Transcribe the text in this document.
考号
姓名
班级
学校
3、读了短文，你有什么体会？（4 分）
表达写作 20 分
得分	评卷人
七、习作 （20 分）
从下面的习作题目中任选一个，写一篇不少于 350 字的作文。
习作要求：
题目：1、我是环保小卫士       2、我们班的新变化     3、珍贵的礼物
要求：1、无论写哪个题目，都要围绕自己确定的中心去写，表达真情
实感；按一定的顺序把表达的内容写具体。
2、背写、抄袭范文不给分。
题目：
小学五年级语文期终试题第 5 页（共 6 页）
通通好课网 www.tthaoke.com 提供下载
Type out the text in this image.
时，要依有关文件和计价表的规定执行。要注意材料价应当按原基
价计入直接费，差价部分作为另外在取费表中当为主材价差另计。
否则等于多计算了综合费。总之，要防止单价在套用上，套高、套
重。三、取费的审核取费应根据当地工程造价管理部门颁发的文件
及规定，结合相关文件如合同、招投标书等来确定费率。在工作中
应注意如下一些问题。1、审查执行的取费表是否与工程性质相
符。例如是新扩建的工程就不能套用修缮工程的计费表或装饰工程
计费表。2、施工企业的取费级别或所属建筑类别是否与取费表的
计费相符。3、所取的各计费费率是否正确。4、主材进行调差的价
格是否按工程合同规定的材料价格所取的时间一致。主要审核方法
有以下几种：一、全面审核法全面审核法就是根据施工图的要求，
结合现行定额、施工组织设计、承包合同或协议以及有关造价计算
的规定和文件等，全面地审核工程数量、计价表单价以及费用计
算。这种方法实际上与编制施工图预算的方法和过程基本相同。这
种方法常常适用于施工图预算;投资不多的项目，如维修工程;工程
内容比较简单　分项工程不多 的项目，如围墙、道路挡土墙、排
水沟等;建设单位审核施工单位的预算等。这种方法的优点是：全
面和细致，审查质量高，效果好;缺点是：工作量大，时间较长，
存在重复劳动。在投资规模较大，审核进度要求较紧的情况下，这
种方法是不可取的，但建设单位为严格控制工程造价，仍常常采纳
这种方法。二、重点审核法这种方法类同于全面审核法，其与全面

******

▶ PROBLEM REQUIREMENTS
In the records above, find each line that holds the word "this"; copy all such lines.

▶ ANSWER IN FULL
Transcribe the text in this document.
Type out the text in this image.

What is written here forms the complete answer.